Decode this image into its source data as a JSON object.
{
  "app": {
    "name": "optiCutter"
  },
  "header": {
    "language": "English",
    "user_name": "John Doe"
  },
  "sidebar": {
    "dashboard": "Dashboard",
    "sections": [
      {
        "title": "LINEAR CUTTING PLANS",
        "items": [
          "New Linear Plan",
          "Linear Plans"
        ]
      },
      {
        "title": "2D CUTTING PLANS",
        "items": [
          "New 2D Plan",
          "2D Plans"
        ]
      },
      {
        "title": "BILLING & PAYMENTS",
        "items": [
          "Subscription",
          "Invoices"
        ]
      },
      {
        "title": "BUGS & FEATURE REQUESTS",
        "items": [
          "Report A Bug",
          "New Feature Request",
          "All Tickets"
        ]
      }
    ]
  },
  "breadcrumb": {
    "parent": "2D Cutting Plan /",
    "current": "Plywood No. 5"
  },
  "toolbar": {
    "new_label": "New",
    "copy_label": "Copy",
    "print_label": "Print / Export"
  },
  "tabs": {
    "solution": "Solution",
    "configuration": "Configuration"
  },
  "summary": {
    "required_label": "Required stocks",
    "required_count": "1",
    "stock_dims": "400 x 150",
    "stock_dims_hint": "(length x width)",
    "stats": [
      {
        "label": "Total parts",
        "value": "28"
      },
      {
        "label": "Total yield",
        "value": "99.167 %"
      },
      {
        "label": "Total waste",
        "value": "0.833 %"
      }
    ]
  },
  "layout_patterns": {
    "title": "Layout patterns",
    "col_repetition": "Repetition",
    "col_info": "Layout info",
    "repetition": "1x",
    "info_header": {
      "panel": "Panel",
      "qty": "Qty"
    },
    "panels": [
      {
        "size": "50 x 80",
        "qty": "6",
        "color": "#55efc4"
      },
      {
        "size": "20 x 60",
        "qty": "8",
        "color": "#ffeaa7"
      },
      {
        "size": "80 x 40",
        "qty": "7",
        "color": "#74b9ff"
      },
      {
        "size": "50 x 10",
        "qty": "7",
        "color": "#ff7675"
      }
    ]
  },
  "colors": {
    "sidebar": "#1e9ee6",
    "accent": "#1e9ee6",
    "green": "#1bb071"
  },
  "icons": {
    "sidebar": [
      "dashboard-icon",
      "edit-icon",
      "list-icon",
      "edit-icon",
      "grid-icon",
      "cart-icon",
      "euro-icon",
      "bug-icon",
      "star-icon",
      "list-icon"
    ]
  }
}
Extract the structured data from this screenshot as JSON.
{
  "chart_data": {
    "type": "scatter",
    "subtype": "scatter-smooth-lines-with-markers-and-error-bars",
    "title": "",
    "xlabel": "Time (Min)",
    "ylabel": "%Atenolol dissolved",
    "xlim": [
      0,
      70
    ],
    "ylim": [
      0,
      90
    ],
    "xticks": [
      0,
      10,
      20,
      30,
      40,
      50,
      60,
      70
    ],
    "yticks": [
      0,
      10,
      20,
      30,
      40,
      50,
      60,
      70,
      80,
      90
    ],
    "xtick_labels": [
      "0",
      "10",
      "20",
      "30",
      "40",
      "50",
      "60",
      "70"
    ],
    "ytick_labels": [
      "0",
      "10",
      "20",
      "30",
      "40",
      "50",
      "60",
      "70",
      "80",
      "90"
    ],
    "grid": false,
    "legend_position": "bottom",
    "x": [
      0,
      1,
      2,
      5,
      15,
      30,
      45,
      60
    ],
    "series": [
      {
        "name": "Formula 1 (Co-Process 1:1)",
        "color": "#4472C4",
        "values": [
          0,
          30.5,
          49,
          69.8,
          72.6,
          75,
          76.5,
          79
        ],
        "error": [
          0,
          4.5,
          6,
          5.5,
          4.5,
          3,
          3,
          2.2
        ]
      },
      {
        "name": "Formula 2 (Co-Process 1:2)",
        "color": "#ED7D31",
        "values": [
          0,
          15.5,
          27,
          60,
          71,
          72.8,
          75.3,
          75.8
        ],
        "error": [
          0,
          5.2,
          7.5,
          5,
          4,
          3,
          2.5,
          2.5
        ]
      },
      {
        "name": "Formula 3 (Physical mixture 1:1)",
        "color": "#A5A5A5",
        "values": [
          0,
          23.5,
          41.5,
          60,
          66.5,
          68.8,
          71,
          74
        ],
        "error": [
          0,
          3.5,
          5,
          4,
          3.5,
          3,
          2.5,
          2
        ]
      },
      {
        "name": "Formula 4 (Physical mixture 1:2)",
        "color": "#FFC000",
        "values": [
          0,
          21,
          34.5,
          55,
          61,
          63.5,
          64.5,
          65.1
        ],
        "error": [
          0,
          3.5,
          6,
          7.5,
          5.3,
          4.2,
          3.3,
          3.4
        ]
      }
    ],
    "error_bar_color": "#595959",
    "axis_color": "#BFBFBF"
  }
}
==========
WHAT IS BEING ASKED
Each line of the listing above should be output exactly.

ANSWER
Decode this image into its source data as a JSON object.
{
  "app": {
    "name": "optiCutter"
  },
  "header": {
    "language": "English",
    "user_name": "John Doe"
  },
  "sidebar": {
    "dashboard": "Dashboard",
    "sections": [
      {
        "title": "LINEAR CUTTING PLANS",
        "items": [
          "New Linear Plan",
          "Linear Plans"
        ]
      },
      {
        "title": "2D CUTTING PLANS",
        "items": [
          "New 2D Plan",
          "2D Plans"
        ]
      },
      {
        "title": "BILLING & PAYMENTS",
        "items": [
          "Subscription",
          "Invoices"
        ]
      },
      {
        "title": "BUGS & FEATURE REQUESTS",
        "items": [
          "Report A Bug",
          "New Feature Request",
          "All Tickets"
        ]
      }
    ]
  },
  "breadcrumb": {
    "parent": "2D Cutting Plan /",
    "current": "Plywood No. 5"
  },
  "toolbar": {
    "new_label": "New",
    "copy_label": "Copy",
    "print_label": "Print / Export"
  },
  "tabs": {
    "solution": "Solution",
    "configuration": "Configuration"
  },
  "summary": {
    "required_label": "Required stocks",
    "required_count": "1",
    "stock_dims": "400 x 150",
    "stock_dims_hint": "(length x width)",
    "stats": [
      {
        "label": "Total parts",
        "value": "28"
      },
      {
        "label": "Total yield",
        "value": "99.167 %"
      },
      {
        "label": "Total waste",
        "value": "0.833 %"
      }
    ]
  },
  "layout_patterns": {
    "title": "Layout patterns",
    "col_repetition": "Repetition",
    "col_info": "Layout info",
    "repetition": "1x",
    "info_header": {
      "panel": "Panel",
      "qty": "Qty"
    },
    "panels": [
      {
        "size": "50 x 80",
        "qty": "6",
        "color": "#55efc4"
      },
      {
        "size": "20 x 60",
        "qty": "8",
        "color": "#ffeaa7"
      },
      {
        "size": "80 x 40",
        "qty": "7",
        "color": "#74b9ff"
      },
      {
        "size": "50 x 10",
        "qty": "7",
        "color": "#ff7675"
      }
    ]
  },
  "colors": {
    "sidebar": "#1e9ee6",
    "accent": "#1e9ee6",
    "green": "#1bb071"
  },
  "icons": {
    "sidebar": [
      "dashboard-icon",
      "edit-icon",
      "list-icon",
      "edit-icon",
      "grid-icon",
      "cart-icon",
      "euro-icon",
      "bug-icon",
      "star-icon",
      "list-icon"
    ]
  }
}
Extract the structured data from this screenshot as JSON.
{
  "chart_data": {
    "type": "scatter",
    "subtype": "scatter-smooth-lines-with-markers-and-error-bars",
    "title": "",
    "xlabel": "Time (Min)",
    "ylabel": "%Atenolol dissolved",
    "xlim": [
      0,
      70
    ],
    "ylim": [
      0,
      90
    ],
    "xticks": [
      0,
      10,
      20,
      30,
      40,
      50,
      60,
      70
    ],
    "yticks": [
      0,
      10,
      20,
      30,
      40,
      50,
      60,
      70,
      80,
      90
    ],
    "xtick_labels": [
      "0",
      "10",
      "20",
      "30",
      "40",
      "50",
      "60",
      "70"
    ],
    "ytick_labels": [
      "0",
      "10",
      "20",
      "30",
      "40",
      "50",
      "60",
      "70",
      "80",
      "90"
    ],
    "grid": false,
    "legend_position": "bottom",
    "x": [
      0,
      1,
      2,
      5,
      15,
      30,
      45,
      60
    ],
    "series": [
      {
        "name": "Formula 1 (Co-Process 1:1)",
        "color": "#4472C4",
        "values": [
          0,
          30.5,
          49,
          69.8,
          72.6,
          75,
          76.5,
          79
        ],
        "error": [
          0,
          4.5,
          6,
          5.5,
          4.5,
          3,
          3,
          2.2
        ]
      },
      {
        "name": "Formula 2 (Co-Process 1:2)",
        "color": "#ED7D31",
        "values": [
          0,
          15.5,
          27,
          60,
          71,
          72.8,
          75.3,
          75.8
        ],
        "error": [
          0,
          5.2,
          7.5,
          5,
          4,
          3,
          2.5,
          2.5
        ]
      },
      {
        "name": "Formula 3 (Physical mixture 1:1)",
        "color": "#A5A5A5",
        "values": [
          0,
          23.5,
          41.5,
          60,
          66.5,
          68.8,
          71,
          74
        ],
        "error": [
          0,
          3.5,
          5,
          4,
          3.5,
          3,
          2.5,
          2
        ]
      },
      {
        "name": "Formula 4 (Physical mixture 1:2)",
        "color": "#FFC000",
        "values": [
          0,
          21,
          34.5,
          55,
          61,
          63.5,
          64.5,
          65.1
        ],
        "error": [
          0,
          3.5,
          6,
          7.5,
          5.3,
          4.2,
          3.3,
          3.4
        ]
      }
    ],
    "error_bar_color": "#595959",
    "axis_color": "#BFBFBF"
  }
}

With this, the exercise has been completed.